= Challenge =
Answer with a single number: the count of lines that include the string "close".

Data entries for graphics
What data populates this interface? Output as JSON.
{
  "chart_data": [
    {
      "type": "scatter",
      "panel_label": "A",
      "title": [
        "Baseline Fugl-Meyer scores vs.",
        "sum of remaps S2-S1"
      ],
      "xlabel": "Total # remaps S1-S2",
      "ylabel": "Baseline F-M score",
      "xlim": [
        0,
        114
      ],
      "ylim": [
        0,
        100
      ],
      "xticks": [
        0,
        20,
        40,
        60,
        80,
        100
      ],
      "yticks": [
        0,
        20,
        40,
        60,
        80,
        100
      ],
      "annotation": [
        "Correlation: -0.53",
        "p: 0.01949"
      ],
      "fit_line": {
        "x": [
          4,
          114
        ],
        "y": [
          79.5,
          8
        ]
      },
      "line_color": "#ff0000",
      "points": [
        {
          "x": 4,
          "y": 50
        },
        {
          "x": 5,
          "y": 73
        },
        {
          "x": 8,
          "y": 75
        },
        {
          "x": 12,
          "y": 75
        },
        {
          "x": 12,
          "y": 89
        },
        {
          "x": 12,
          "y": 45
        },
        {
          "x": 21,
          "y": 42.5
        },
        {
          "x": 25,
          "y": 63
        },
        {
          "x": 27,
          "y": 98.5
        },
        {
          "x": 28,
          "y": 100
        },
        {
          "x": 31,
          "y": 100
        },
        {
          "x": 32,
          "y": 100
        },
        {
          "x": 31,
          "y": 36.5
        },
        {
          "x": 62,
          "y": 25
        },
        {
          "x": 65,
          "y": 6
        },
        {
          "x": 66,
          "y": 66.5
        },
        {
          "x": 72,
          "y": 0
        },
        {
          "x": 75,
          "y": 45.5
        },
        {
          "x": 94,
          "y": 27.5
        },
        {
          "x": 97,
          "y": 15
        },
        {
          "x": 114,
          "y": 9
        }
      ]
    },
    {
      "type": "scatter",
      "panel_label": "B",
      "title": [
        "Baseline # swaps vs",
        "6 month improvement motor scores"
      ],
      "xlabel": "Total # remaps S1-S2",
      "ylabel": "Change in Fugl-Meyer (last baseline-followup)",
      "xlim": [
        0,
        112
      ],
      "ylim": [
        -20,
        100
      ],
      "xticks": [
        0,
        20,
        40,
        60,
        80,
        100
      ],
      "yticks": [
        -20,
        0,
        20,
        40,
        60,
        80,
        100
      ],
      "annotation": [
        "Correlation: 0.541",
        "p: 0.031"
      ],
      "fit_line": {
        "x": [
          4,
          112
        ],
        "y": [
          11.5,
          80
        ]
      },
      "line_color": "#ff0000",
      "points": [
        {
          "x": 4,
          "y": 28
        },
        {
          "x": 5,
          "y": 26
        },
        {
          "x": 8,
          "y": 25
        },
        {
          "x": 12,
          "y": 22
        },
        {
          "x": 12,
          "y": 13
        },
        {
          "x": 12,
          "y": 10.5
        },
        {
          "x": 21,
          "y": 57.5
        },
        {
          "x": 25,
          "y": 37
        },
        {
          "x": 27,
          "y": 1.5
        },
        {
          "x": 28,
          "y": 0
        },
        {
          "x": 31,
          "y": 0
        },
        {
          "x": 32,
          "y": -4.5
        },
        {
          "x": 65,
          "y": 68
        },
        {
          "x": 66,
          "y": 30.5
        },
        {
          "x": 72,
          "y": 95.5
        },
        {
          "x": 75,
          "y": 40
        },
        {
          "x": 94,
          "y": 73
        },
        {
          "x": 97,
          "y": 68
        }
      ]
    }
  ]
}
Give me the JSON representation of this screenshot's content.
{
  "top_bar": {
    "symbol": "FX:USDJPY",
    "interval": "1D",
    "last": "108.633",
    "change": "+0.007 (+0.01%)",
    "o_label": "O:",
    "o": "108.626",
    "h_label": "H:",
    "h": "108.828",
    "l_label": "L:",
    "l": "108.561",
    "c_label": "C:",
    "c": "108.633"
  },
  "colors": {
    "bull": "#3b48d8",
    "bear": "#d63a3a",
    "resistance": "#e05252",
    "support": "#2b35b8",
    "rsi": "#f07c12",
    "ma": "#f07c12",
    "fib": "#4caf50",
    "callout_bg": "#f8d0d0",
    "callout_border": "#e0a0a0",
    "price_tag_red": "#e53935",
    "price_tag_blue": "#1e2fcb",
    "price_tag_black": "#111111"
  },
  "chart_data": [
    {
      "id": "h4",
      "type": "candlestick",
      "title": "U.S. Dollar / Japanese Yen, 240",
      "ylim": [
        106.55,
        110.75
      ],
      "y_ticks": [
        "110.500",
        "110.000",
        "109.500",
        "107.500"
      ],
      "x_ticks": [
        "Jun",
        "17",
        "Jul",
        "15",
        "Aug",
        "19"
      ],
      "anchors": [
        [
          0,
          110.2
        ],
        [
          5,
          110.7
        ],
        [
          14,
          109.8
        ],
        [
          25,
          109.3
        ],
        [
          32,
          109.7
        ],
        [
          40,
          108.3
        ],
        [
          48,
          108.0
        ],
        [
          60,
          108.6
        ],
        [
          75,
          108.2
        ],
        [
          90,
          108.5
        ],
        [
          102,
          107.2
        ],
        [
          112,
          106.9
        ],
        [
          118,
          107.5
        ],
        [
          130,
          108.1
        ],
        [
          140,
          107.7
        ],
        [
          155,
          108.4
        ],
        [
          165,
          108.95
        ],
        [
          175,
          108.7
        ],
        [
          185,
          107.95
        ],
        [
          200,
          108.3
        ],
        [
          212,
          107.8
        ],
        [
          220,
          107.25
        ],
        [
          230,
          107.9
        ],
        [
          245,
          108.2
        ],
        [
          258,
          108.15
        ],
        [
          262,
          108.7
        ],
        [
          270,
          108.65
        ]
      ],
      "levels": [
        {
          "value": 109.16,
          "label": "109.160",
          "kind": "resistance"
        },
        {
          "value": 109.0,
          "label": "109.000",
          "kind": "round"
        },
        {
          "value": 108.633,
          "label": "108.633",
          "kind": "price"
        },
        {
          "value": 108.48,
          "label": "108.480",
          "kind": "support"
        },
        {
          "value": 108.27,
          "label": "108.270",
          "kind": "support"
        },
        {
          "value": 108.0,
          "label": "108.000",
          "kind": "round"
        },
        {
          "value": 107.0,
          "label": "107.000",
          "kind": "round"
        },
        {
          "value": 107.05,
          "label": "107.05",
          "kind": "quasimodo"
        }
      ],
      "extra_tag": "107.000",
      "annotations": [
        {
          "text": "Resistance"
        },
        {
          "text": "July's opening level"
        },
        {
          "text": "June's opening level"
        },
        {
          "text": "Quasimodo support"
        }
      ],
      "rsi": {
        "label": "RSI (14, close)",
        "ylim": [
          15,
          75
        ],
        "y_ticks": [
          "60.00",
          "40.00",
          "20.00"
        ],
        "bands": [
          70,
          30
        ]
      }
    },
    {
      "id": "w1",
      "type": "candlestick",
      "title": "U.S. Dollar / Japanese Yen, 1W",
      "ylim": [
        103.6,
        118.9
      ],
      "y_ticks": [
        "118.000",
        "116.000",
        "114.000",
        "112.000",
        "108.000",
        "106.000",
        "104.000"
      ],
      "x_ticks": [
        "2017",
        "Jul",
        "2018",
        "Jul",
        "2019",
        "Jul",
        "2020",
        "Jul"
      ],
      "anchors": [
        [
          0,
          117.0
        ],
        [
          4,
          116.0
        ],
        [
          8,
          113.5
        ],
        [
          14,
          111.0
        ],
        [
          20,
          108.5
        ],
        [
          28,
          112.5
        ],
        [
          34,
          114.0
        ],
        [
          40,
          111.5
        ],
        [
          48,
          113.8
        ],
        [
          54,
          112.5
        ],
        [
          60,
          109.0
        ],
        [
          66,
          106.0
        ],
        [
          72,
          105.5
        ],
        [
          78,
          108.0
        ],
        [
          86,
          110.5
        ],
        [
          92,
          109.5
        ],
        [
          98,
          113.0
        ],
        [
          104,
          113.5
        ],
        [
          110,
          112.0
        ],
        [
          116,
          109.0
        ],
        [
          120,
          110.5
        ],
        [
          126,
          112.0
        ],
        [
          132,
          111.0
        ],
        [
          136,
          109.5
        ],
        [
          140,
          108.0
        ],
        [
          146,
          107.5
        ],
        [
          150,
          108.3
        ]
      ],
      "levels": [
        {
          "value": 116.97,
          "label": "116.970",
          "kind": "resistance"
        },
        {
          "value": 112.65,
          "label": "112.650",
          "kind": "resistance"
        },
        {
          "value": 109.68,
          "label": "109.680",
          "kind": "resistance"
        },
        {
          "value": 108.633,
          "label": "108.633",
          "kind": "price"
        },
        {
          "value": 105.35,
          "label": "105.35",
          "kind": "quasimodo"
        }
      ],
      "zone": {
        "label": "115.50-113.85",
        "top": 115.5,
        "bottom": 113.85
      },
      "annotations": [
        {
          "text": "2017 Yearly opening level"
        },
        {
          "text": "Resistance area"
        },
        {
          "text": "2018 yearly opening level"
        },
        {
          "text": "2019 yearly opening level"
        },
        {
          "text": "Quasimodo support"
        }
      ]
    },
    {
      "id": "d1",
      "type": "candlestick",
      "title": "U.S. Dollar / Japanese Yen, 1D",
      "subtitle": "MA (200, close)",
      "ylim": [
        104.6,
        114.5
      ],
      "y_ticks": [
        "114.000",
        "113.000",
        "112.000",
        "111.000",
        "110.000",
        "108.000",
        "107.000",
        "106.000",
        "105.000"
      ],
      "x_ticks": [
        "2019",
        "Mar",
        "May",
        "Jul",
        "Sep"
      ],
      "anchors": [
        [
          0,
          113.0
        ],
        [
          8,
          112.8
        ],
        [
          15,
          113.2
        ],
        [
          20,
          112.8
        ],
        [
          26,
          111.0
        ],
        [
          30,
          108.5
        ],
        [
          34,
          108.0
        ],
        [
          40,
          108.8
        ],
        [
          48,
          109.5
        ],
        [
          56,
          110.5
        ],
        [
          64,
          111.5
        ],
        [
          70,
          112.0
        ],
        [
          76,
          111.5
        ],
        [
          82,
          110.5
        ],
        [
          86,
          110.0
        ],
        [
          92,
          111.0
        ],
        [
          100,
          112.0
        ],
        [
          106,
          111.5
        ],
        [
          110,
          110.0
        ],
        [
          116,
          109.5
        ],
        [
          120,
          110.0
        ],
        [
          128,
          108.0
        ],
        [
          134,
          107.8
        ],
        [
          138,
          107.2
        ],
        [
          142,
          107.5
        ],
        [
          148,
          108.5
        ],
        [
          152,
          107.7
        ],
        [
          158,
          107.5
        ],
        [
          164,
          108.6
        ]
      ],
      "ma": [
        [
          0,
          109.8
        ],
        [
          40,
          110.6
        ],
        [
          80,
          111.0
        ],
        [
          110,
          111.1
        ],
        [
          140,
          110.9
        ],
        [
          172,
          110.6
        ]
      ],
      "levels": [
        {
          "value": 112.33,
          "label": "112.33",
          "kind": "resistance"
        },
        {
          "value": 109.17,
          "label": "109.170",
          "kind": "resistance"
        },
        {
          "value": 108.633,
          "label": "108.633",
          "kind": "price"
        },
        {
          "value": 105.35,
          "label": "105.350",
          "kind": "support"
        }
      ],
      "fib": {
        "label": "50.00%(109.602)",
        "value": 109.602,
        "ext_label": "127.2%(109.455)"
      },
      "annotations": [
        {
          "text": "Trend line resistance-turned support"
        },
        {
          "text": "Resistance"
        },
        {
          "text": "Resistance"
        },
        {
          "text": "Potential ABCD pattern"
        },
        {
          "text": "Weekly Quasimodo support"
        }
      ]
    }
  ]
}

= The solution =
2